AIM. Gather up the lines with the word "小时的速度航行" in them.

EXTRACTED INFORMATION.
'''
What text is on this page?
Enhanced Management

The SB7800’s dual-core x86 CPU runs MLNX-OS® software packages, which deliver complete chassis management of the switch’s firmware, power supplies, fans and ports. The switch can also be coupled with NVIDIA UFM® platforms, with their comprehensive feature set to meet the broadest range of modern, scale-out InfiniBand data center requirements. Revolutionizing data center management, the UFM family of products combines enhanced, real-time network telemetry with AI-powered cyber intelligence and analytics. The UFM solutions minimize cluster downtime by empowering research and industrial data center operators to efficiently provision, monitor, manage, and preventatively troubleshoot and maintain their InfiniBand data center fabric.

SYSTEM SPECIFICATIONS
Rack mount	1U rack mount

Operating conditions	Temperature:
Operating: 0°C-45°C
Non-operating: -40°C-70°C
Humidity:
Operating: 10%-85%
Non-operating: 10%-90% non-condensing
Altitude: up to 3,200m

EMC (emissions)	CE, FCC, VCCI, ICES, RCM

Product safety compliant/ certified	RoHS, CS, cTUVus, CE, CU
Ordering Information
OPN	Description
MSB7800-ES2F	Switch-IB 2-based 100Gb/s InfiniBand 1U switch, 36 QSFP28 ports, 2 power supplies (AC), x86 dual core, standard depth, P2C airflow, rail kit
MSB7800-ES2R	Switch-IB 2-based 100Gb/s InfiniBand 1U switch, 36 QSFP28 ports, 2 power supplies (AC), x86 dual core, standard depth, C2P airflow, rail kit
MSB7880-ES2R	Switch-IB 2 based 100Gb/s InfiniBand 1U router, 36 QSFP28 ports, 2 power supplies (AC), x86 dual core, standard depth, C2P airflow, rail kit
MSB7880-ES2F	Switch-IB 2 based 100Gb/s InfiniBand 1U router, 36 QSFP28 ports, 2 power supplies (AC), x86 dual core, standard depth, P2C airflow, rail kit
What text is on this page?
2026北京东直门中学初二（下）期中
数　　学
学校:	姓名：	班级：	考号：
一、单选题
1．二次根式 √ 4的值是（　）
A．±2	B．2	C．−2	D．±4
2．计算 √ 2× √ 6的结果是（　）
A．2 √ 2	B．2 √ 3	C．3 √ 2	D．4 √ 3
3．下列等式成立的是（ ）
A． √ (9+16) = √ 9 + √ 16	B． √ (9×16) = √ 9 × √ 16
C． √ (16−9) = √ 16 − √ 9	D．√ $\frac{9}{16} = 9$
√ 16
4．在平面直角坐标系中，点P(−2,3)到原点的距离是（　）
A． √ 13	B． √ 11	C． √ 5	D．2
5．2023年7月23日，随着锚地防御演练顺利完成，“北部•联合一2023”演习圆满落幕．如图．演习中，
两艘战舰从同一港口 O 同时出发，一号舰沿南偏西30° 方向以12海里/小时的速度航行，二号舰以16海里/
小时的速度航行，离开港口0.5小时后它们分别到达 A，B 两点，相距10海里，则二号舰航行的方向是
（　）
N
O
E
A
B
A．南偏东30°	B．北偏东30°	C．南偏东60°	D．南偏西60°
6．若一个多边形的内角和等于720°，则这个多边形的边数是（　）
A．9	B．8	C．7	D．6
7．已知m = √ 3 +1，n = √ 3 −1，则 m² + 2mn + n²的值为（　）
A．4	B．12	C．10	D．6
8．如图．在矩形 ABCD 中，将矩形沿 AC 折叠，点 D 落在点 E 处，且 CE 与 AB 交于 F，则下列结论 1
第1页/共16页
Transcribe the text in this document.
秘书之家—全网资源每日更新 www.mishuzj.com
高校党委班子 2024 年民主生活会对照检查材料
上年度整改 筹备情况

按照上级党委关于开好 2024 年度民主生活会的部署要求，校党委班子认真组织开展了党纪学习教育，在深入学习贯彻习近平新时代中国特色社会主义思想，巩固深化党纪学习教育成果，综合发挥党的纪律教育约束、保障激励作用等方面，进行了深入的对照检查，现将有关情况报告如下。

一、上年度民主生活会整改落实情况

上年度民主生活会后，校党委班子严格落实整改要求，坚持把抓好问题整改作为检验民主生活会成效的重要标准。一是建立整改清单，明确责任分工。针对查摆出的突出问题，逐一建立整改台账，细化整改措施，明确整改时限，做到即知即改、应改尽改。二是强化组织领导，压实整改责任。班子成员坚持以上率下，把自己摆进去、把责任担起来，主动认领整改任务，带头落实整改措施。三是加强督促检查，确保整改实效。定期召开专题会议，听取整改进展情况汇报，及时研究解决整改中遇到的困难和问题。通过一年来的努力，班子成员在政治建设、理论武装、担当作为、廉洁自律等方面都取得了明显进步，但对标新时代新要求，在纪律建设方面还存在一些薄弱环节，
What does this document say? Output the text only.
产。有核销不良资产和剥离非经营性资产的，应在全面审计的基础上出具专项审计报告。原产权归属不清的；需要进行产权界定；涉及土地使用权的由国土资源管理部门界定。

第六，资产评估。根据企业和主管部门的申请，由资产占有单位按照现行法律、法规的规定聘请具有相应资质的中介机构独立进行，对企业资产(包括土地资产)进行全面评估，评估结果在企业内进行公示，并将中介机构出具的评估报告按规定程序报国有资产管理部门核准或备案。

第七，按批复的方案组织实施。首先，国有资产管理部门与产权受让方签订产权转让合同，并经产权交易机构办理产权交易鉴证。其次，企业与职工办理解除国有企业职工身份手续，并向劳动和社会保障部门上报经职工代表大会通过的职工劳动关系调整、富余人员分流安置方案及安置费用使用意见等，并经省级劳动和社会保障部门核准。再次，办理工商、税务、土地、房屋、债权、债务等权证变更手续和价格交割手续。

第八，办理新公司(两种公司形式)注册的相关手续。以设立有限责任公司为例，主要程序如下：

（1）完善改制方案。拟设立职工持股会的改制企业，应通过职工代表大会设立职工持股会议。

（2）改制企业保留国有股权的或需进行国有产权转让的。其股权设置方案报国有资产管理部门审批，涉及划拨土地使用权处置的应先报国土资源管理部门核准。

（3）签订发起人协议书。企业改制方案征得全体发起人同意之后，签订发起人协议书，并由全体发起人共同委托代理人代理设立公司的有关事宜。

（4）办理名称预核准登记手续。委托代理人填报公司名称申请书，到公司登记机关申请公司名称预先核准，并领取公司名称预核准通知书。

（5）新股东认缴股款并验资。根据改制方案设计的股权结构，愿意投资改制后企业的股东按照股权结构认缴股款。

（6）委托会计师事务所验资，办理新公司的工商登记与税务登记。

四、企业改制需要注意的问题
'''
TASK SOLUTION.
两艘战舰从同一港口 O 同时出发，一号舰沿南偏西30° 方向以12海里/小时的速度航行，二号舰以16海里/
小时的速度航行，离开港口0.5小时后它们分别到达 A，B 两点，相距10海里，则二号舰航行的方向是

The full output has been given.